* [RECORDS FOR PROCESSING]
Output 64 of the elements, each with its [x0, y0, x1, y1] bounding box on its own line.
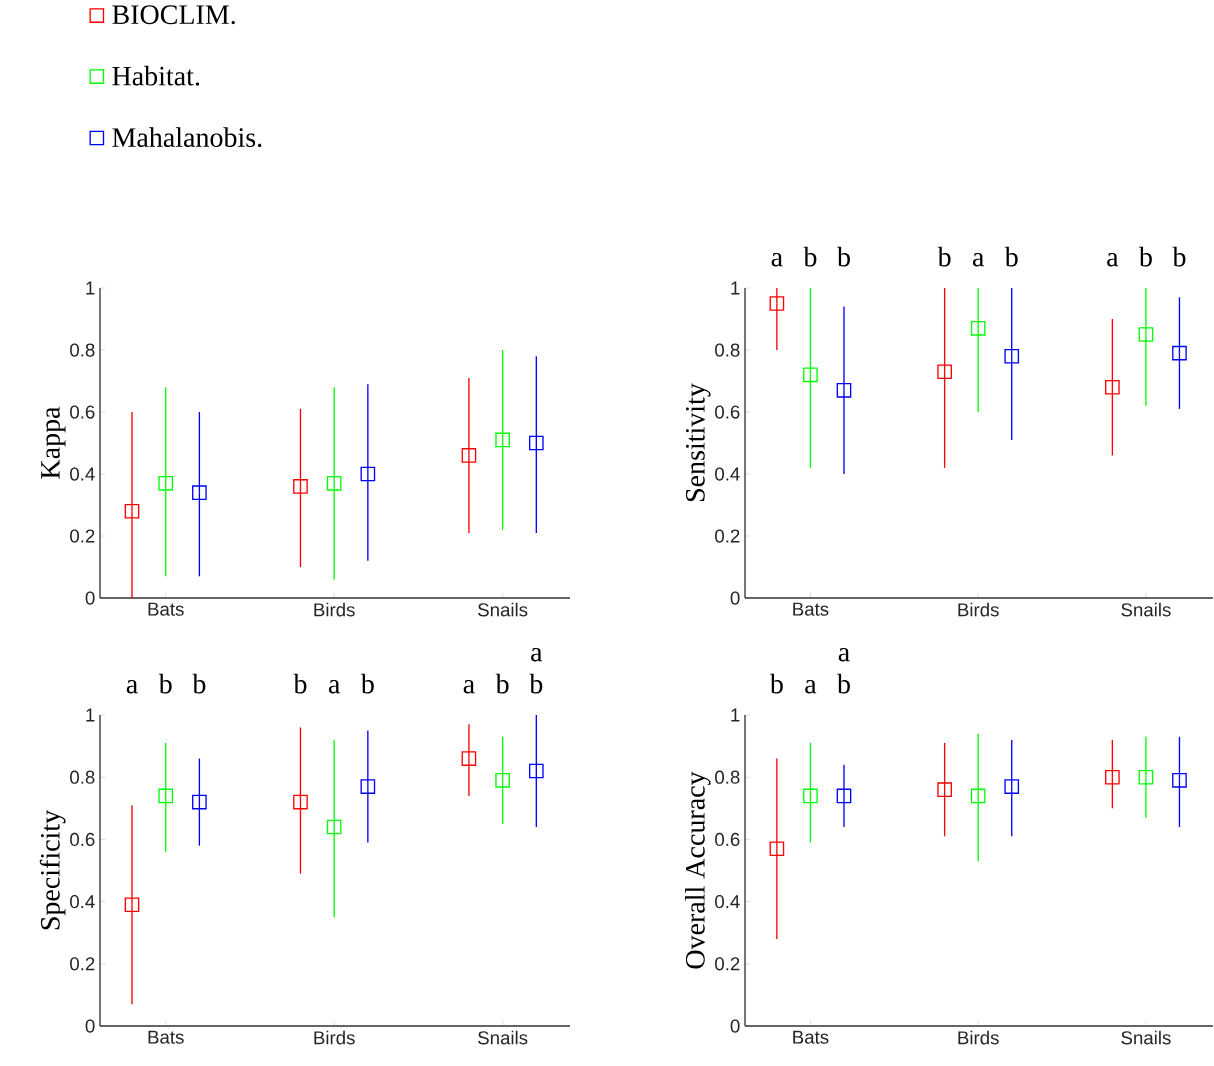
- text: b: [1138, 246, 1152, 267]
- y-tick-label: 0.8: [715, 770, 740, 784]
- y-tick-label: 0: [730, 591, 740, 605]
- x-tick-label: Bats: [793, 1030, 829, 1044]
- y-axis-title: Kappa: [41, 406, 66, 479]
- text: a: [328, 680, 340, 694]
- y-tick-label: 1: [86, 708, 95, 722]
- y-tick-label: 0: [730, 1019, 740, 1033]
- x-tick-label: Snails: [478, 602, 528, 617]
- legend-label: Mahalanobis.: [112, 127, 262, 148]
- y-tick-label: 0.2: [715, 529, 740, 543]
- x-tick-label: Bats: [793, 602, 829, 616]
- y-axis-title: Sensitivity: [685, 383, 711, 502]
- text: a: [805, 680, 817, 694]
- text: a: [972, 253, 984, 267]
- y-tick-label: 1: [731, 281, 740, 295]
- text: b: [158, 673, 172, 694]
- text: b: [1172, 246, 1186, 267]
- text: b: [293, 673, 307, 694]
- y-tick-label: 0: [85, 1019, 95, 1033]
- y-tick-label: 0.2: [70, 957, 95, 971]
- text: a b: [529, 648, 543, 694]
- text: a: [1107, 253, 1119, 267]
- y-tick-label: 0.8: [70, 343, 95, 357]
- text: b: [803, 246, 817, 267]
- y-tick-label: 0: [85, 591, 95, 605]
- text: a b: [836, 648, 850, 694]
- y-axis-title: Specificity: [39, 809, 66, 930]
- x-tick-label: Bats: [148, 602, 184, 616]
- x-tick-label: Birds: [958, 1030, 999, 1045]
- x-tick-label: Snails: [1121, 1030, 1171, 1045]
- y-tick-label: 0.4: [715, 894, 740, 909]
- x-tick-label: Snails: [478, 1030, 528, 1045]
- y-tick-label: 0.6: [715, 405, 740, 419]
- x-tick-label: Birds: [314, 602, 355, 617]
- y-tick-label: 1: [86, 281, 95, 295]
- text: a: [463, 680, 475, 694]
- text: b: [937, 246, 951, 267]
- y-tick-label: 0.4: [70, 894, 95, 909]
- y-tick-label: 0.6: [70, 832, 95, 847]
- text: b: [1004, 246, 1018, 267]
- x-tick-label: Snails: [1121, 602, 1171, 617]
- y-tick-label: 0.4: [70, 467, 95, 481]
- text: a: [771, 253, 783, 267]
- x-tick-label: Birds: [958, 602, 999, 617]
- y-tick-label: 0.8: [70, 770, 95, 784]
- y-tick-label: 0.6: [715, 832, 740, 847]
- text: b: [495, 673, 509, 694]
- text: b: [836, 246, 850, 267]
- text: b: [360, 673, 374, 694]
- text: b: [769, 673, 783, 694]
- y-axis-title: Overall Accuracy: [685, 771, 711, 969]
- text: a: [126, 680, 138, 694]
- y-tick-label: 0.4: [715, 467, 740, 481]
- legend-label: Habitat.: [112, 65, 200, 86]
- text: b: [192, 673, 206, 694]
- y-tick-label: 0.2: [70, 529, 95, 543]
- y-tick-label: 0.2: [715, 957, 740, 971]
- y-tick-label: 0.8: [715, 343, 740, 357]
- legend-label: BIOCLIM.: [112, 5, 235, 25]
- y-tick-label: 0.6: [70, 405, 95, 419]
- x-tick-label: Birds: [314, 1030, 355, 1045]
- x-tick-label: Bats: [148, 1030, 184, 1044]
- y-tick-label: 1: [731, 708, 740, 722]
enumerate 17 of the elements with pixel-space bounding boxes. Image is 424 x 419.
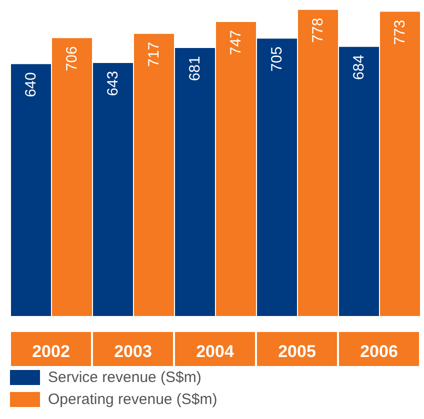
x-tick-label: 2004 [196,342,234,361]
data-label: 717 [146,42,162,67]
x-tick-label: 2003 [114,342,152,361]
data-label: 747 [228,30,244,56]
data-label: 778 [310,18,326,43]
data-label: 643 [104,70,122,96]
x-tick-label: 2002 [32,342,70,361]
data-label: 706 [64,46,80,72]
data-label: 705 [268,46,286,72]
data-label: 684 [350,54,368,80]
data-label: 640 [22,72,40,98]
x-tick-label: 2006 [360,342,398,361]
legend-label: Service revenue (S$m) [47,368,202,388]
data-label: 681 [186,56,204,82]
legend-label: Operating revenue (S$m) [47,390,218,410]
data-label: 773 [392,20,408,45]
x-tick-label: 2005 [278,342,316,361]
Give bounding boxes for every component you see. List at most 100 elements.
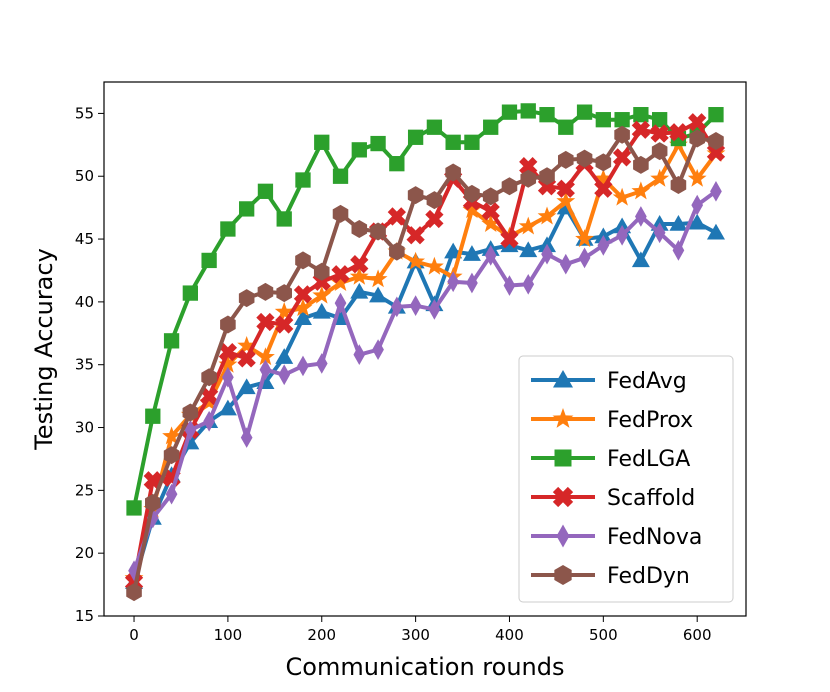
data-point [389,242,405,261]
data-point [334,292,347,314]
data-point [522,273,535,295]
data-point [332,204,349,223]
data-point [593,168,613,187]
data-point [312,285,332,304]
data-point [331,265,350,284]
data-point [203,410,215,432]
data-point [425,209,444,229]
data-point [199,392,219,411]
x-tick-label: 300 [401,626,430,644]
data-point [315,353,328,374]
data-point [672,240,685,261]
data-point [353,344,366,366]
data-point [484,245,497,266]
data-point [239,201,255,217]
data-point [350,282,369,299]
data-point [409,295,422,317]
data-point [557,150,574,169]
data-point [312,302,331,319]
data-point [688,113,707,132]
legend-item: Scaffold [531,486,695,511]
data-point [670,176,687,195]
data-point [595,112,611,128]
data-point [256,347,275,366]
data-point [220,221,236,237]
y-tick-label: 30 [75,419,94,437]
data-point [559,253,572,275]
data-point [597,234,610,256]
data-point [541,243,553,265]
data-point [520,169,537,188]
series-feddyn [126,125,724,602]
data-point [275,348,294,364]
data-point [669,214,688,231]
data-point [651,142,668,161]
data-point [406,251,426,270]
data-point [276,284,293,303]
legend-item: FedLGA [531,447,690,472]
data-point [595,153,612,172]
data-point [407,129,424,145]
x-tick-label: 200 [307,626,336,644]
data-point [369,286,388,303]
data-point [162,426,181,445]
data-point [218,354,238,373]
data-point [575,229,594,248]
data-point [518,216,538,235]
data-point [710,180,722,202]
data-point [368,269,388,288]
data-point [708,107,724,123]
data-point [594,179,613,198]
data-point [276,211,292,227]
x-tick-label: 600 [683,626,712,644]
data-point [370,135,386,152]
y-tick-label: 15 [75,607,94,625]
legend-marker [552,408,574,428]
data-point [222,366,234,388]
data-point [390,296,403,318]
data-point [259,359,272,381]
data-point [537,206,557,225]
data-point [237,335,257,354]
data-point [293,309,312,325]
series-layer [124,103,726,602]
data-point [182,403,199,422]
data-point [520,103,536,119]
data-point [650,168,670,187]
data-point [165,483,178,505]
data-point [184,419,197,441]
data-point [501,177,518,196]
data-point [201,368,217,387]
y-tick-label: 45 [75,230,94,248]
legend: FedAvg FedProx FedLGA Scaffold FedNova FedDyn [518,355,734,603]
data-point [462,245,481,261]
data-point [612,187,632,206]
data-point [631,251,650,268]
y-axis-label: Testing Accuracy [30,248,58,451]
data-point [351,142,367,158]
data-point [237,349,256,368]
data-point [631,120,651,139]
data-point [257,183,274,199]
data-point [220,315,236,334]
data-point [332,168,349,184]
data-point [519,157,538,176]
legend-item: FedProx [531,408,693,433]
data-point [482,187,499,206]
data-point [576,104,593,120]
legend-marker [556,524,570,548]
legend-item: FedNova [531,524,702,550]
y-tick-label: 55 [75,104,94,122]
legend-marker [552,486,574,508]
data-point [519,241,538,258]
data-point [351,220,368,239]
data-point [428,299,441,320]
data-point [635,206,647,227]
data-point [237,378,256,395]
legend-label: FedProx [607,408,693,433]
data-point [616,224,628,246]
data-point [257,282,274,301]
data-point [708,132,724,151]
data-point [240,427,253,448]
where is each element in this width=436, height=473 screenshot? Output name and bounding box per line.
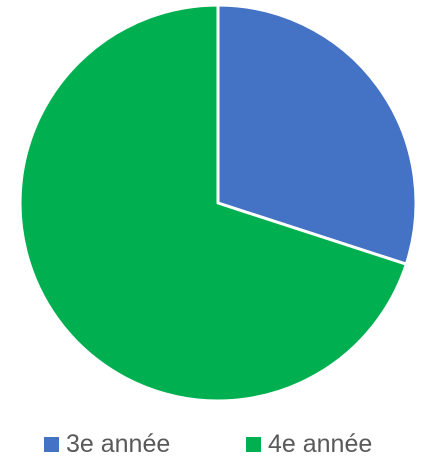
legend: 3e année 4e année — [44, 430, 372, 458]
legend-item-1: 3e année — [44, 430, 170, 458]
pie-slice-2 — [18, 3, 408, 403]
legend-item-2: 4e année — [246, 430, 372, 458]
pie-slices — [18, 3, 418, 403]
legend-swatch-1 — [44, 437, 59, 452]
legend-swatch-2 — [246, 437, 261, 452]
legend-label-2: 4e année — [268, 430, 372, 458]
pie-slice-1 — [216, 3, 418, 266]
legend-label-1: 3e année — [66, 430, 170, 458]
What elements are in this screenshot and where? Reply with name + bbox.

* [DO THIS] Rewrite the portion of the items that starts with the line containing "legend: 3e année" and runs through the last line of the items, putting "pie-chart" in place of "pie-slices" and keeping everything else the same.

* [FINISHED TASK]
legend: 3e année 4e année — [44, 430, 372, 458]
legend-item-1: 3e année — [44, 430, 170, 458]
pie-slice-2 — [18, 3, 408, 403]
legend-item-2: 4e année — [246, 430, 372, 458]
pie-chart — [18, 3, 418, 403]
legend-swatch-1 — [44, 437, 59, 452]
legend-swatch-2 — [246, 437, 261, 452]
legend-label-2: 4e année — [268, 430, 372, 458]
pie-slice-1 — [216, 3, 418, 266]
legend-label-1: 3e année — [66, 430, 170, 458]
What elements are in this screenshot and where? Reply with name + bbox.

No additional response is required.